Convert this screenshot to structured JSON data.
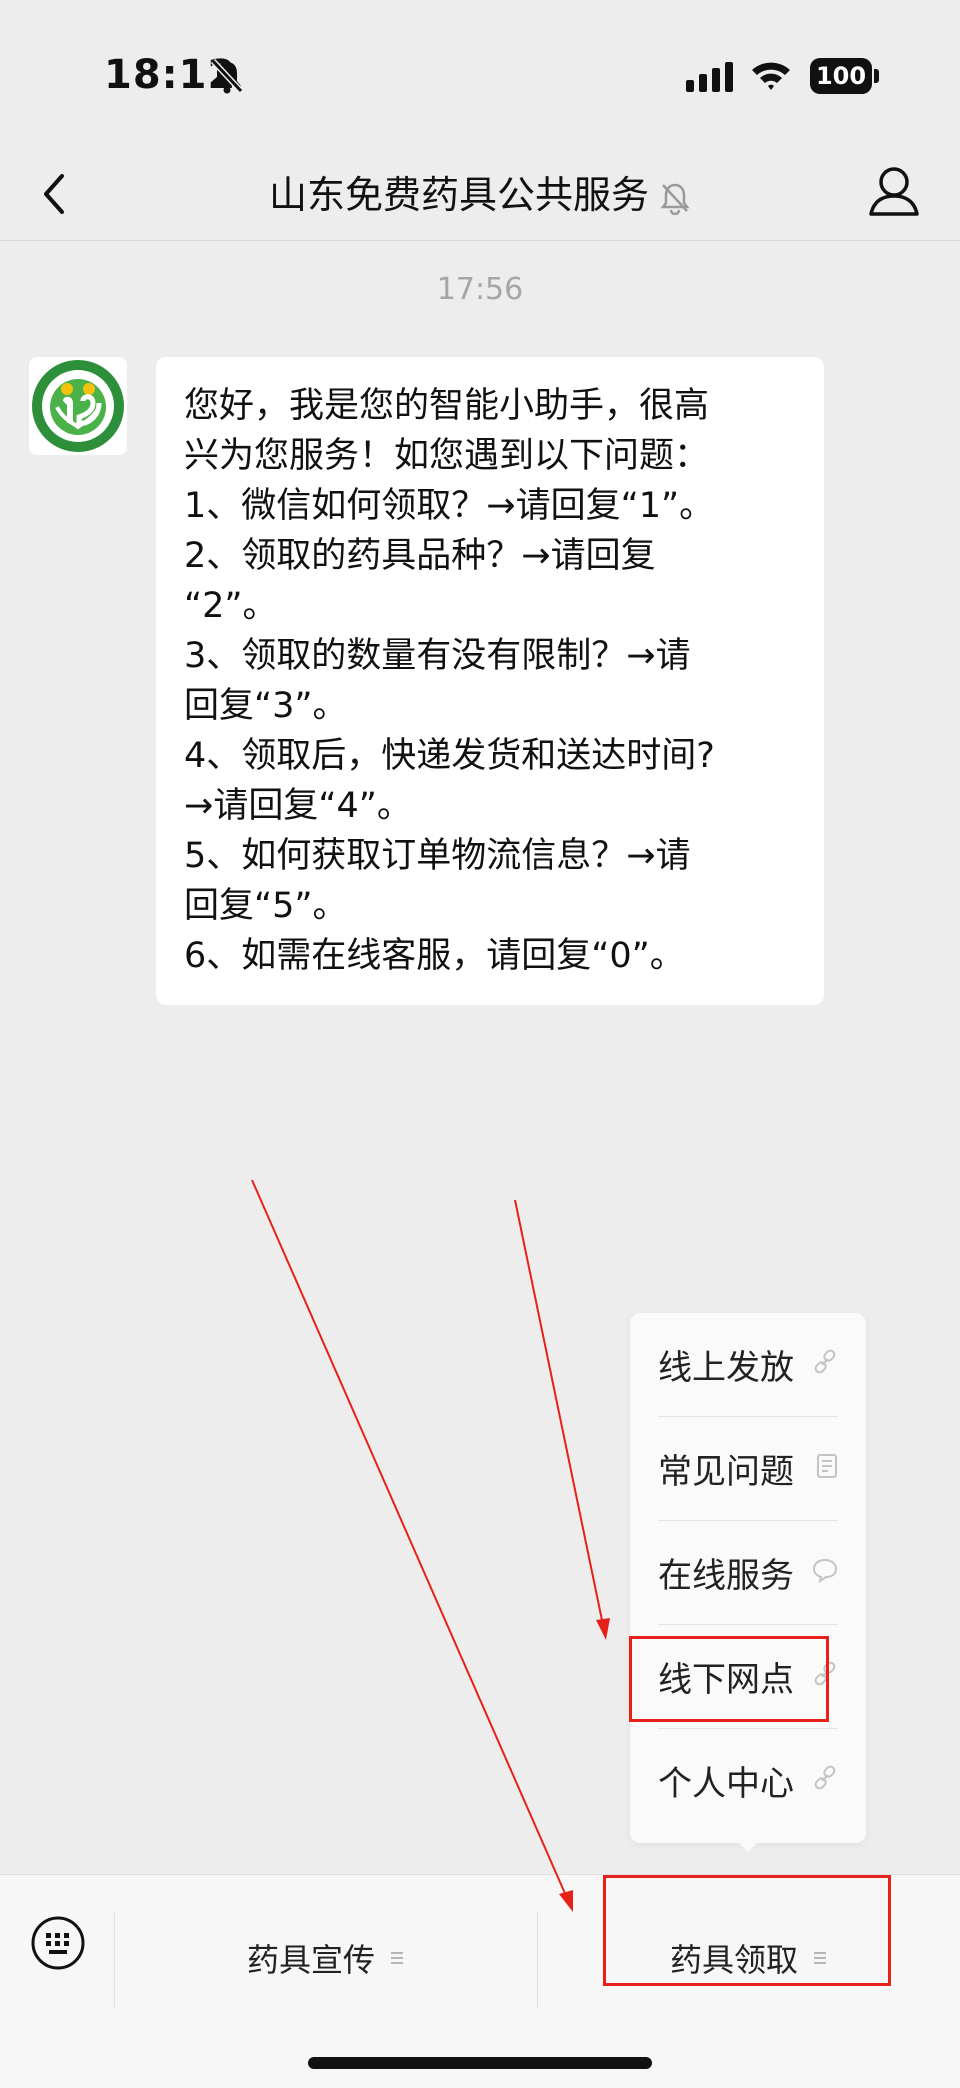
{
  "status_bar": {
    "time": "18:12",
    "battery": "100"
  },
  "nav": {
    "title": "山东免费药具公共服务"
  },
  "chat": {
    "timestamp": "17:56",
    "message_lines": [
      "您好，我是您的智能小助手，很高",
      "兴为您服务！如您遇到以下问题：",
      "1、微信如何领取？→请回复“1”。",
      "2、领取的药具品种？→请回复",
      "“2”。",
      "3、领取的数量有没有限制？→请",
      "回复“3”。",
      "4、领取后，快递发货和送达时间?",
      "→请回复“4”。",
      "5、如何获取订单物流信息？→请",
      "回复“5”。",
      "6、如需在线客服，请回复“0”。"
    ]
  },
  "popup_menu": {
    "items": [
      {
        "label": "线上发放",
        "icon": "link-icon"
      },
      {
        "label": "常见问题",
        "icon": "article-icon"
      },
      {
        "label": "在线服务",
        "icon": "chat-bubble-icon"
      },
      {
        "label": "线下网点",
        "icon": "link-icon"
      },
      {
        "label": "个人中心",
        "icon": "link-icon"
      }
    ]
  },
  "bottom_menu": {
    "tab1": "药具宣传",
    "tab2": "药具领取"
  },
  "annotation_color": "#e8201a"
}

== == ==

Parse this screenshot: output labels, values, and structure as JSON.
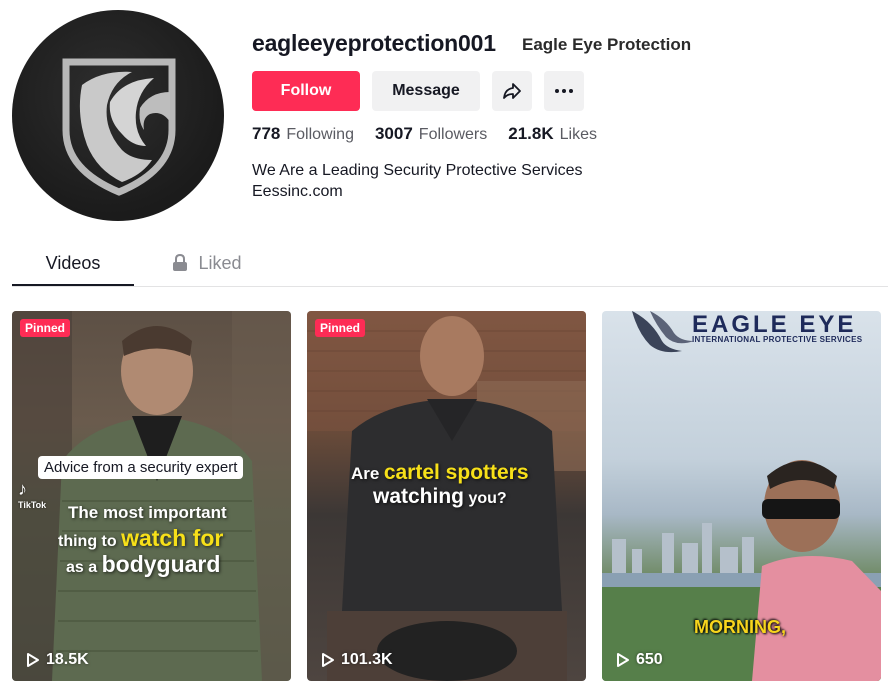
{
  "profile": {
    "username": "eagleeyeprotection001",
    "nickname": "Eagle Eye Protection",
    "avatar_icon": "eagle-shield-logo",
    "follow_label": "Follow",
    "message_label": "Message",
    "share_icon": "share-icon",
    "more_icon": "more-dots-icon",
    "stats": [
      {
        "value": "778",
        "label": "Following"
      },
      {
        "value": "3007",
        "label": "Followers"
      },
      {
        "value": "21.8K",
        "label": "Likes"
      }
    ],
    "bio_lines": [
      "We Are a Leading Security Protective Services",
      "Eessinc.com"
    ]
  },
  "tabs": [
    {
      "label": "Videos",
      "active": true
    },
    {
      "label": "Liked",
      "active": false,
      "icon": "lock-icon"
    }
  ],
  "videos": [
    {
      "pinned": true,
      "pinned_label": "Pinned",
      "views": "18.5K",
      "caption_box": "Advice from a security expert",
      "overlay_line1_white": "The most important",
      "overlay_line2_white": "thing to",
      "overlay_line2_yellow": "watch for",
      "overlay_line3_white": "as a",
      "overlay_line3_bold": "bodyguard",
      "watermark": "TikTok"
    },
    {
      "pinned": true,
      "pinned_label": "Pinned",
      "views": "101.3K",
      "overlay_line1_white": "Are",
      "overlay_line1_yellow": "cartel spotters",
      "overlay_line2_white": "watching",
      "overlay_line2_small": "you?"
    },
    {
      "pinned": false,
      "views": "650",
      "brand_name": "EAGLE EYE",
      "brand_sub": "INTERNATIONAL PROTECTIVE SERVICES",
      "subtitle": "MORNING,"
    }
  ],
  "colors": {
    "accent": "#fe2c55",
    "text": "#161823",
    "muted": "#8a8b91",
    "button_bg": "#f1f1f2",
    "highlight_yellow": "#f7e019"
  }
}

== == ==

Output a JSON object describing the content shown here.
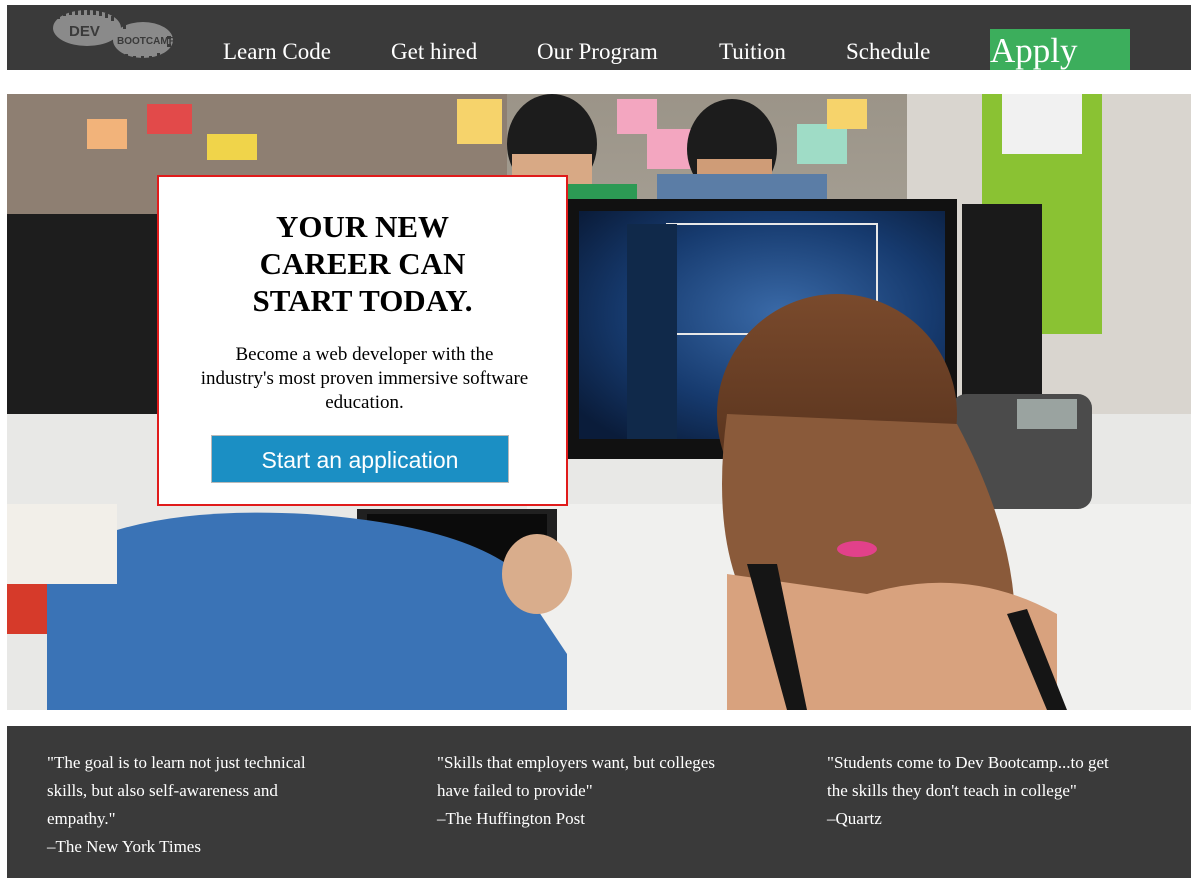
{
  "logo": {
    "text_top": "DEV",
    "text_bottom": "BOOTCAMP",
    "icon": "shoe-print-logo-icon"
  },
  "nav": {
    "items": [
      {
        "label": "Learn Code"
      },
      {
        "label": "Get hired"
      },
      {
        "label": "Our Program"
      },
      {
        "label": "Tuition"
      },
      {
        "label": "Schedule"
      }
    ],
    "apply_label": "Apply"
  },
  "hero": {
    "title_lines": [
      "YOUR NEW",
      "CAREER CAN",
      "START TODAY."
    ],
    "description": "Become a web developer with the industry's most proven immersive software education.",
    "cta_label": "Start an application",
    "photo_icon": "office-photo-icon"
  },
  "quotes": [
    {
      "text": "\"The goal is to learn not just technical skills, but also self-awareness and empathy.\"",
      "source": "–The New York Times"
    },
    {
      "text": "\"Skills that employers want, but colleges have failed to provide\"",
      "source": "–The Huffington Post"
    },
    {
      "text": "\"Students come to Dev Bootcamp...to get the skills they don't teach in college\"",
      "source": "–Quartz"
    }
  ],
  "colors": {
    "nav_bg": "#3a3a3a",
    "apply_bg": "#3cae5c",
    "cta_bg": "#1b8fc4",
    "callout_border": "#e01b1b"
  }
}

== == ==

- EXERCISE:
Each line in the listing above that contains "source" should be copied.

- FINISHED EXERCISE:
      "source": "–The New York Times"
      "source": "–The Huffington Post"
      "source": "–Quartz"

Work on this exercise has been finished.